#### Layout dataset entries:
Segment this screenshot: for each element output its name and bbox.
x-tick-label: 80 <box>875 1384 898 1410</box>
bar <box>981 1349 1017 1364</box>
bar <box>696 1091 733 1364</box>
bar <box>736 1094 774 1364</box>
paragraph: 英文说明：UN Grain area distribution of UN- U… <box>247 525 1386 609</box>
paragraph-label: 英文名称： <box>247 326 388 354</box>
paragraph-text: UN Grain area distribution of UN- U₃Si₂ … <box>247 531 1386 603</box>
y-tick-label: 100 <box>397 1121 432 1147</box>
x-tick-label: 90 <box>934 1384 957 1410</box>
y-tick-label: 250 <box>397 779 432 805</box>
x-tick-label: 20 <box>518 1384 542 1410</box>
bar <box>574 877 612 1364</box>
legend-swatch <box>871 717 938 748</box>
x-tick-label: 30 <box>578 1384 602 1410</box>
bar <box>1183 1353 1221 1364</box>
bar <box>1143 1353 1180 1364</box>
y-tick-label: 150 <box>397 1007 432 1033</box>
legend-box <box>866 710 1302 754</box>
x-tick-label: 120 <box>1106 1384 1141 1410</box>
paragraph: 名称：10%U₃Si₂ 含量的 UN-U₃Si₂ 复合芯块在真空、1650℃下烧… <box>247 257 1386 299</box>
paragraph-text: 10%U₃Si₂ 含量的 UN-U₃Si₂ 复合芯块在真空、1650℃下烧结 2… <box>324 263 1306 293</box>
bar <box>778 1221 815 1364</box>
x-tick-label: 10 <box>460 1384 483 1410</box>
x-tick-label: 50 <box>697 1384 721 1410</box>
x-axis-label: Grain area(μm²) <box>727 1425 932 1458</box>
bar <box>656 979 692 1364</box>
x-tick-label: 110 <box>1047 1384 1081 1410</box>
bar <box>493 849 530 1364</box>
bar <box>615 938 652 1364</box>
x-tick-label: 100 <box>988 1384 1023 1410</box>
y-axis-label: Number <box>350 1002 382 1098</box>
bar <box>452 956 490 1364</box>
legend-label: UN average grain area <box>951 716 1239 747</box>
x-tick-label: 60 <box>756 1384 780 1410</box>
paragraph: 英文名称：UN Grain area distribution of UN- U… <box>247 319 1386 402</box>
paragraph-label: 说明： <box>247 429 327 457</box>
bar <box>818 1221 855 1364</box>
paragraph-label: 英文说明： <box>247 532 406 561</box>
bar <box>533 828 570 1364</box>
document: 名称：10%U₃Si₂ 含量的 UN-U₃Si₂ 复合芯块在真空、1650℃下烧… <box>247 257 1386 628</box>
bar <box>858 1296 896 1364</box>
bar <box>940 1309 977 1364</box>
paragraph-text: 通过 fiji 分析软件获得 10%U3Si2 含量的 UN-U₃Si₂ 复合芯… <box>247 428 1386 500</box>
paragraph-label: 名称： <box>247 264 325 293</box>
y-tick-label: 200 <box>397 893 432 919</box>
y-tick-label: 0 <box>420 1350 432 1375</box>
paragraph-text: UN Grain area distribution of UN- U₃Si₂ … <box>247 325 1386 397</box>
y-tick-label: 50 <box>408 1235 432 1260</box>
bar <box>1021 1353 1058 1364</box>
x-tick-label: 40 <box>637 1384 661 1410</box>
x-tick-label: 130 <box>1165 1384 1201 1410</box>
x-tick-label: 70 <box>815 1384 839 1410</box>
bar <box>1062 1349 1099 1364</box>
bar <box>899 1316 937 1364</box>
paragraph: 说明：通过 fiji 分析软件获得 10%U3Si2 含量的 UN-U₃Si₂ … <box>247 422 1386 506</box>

#### EXERCISE BRIEF:
Return the entries above line for line, with no changes.

#### FINISHED ANSWER:
Segment this screenshot: for each element output its name and bbox.
x-tick-label: 80 <box>875 1384 898 1410</box>
bar <box>981 1349 1017 1364</box>
bar <box>696 1091 733 1364</box>
bar <box>736 1094 774 1364</box>
paragraph: 英文说明：UN Grain area distribution of UN- U… <box>247 525 1386 609</box>
paragraph-label: 英文名称： <box>247 326 388 354</box>
paragraph-text: UN Grain area distribution of UN- U₃Si₂ … <box>247 531 1386 603</box>
y-tick-label: 100 <box>397 1121 432 1147</box>
x-tick-label: 90 <box>934 1384 957 1410</box>
y-tick-label: 250 <box>397 779 432 805</box>
x-tick-label: 20 <box>518 1384 542 1410</box>
bar <box>574 877 612 1364</box>
legend-swatch <box>871 717 938 748</box>
x-tick-label: 30 <box>578 1384 602 1410</box>
bar <box>1183 1353 1221 1364</box>
bar <box>1143 1353 1180 1364</box>
y-tick-label: 150 <box>397 1007 432 1033</box>
legend-box <box>866 710 1302 754</box>
x-tick-label: 120 <box>1106 1384 1141 1410</box>
paragraph: 名称：10%U₃Si₂ 含量的 UN-U₃Si₂ 复合芯块在真空、1650℃下烧… <box>247 257 1386 299</box>
paragraph-text: 10%U₃Si₂ 含量的 UN-U₃Si₂ 复合芯块在真空、1650℃下烧结 2… <box>324 263 1306 293</box>
bar <box>778 1221 815 1364</box>
x-tick-label: 10 <box>460 1384 483 1410</box>
x-tick-label: 50 <box>697 1384 721 1410</box>
x-axis-label: Grain area(μm²) <box>727 1425 932 1458</box>
bar <box>656 979 692 1364</box>
x-tick-label: 110 <box>1047 1384 1081 1410</box>
bar <box>493 849 530 1364</box>
bar <box>615 938 652 1364</box>
x-tick-label: 100 <box>988 1384 1023 1410</box>
y-axis-label: Number <box>350 1002 382 1098</box>
bar <box>452 956 490 1364</box>
legend-label: UN average grain area <box>951 716 1239 747</box>
x-tick-label: 60 <box>756 1384 780 1410</box>
paragraph: 英文名称：UN Grain area distribution of UN- U… <box>247 319 1386 402</box>
paragraph-label: 说明： <box>247 429 327 457</box>
bar <box>818 1221 855 1364</box>
paragraph-label: 英文说明： <box>247 532 406 561</box>
bar <box>533 828 570 1364</box>
document: 名称：10%U₃Si₂ 含量的 UN-U₃Si₂ 复合芯块在真空、1650℃下烧… <box>247 257 1386 628</box>
bar <box>858 1296 896 1364</box>
bar <box>940 1309 977 1364</box>
paragraph-text: 通过 fiji 分析软件获得 10%U3Si2 含量的 UN-U₃Si₂ 复合芯… <box>247 428 1386 500</box>
paragraph-label: 名称： <box>247 264 325 293</box>
y-tick-label: 200 <box>397 893 432 919</box>
y-tick-label: 0 <box>420 1350 432 1375</box>
paragraph-text: UN Grain area distribution of UN- U₃Si₂ … <box>247 325 1386 397</box>
y-tick-label: 50 <box>408 1235 432 1260</box>
bar <box>1021 1353 1058 1364</box>
x-tick-label: 40 <box>637 1384 661 1410</box>
x-tick-label: 130 <box>1165 1384 1201 1410</box>
x-tick-label: 70 <box>815 1384 839 1410</box>
bar <box>1062 1349 1099 1364</box>
bar <box>899 1316 937 1364</box>
paragraph: 说明：通过 fiji 分析软件获得 10%U3Si2 含量的 UN-U₃Si₂ … <box>247 422 1386 506</box>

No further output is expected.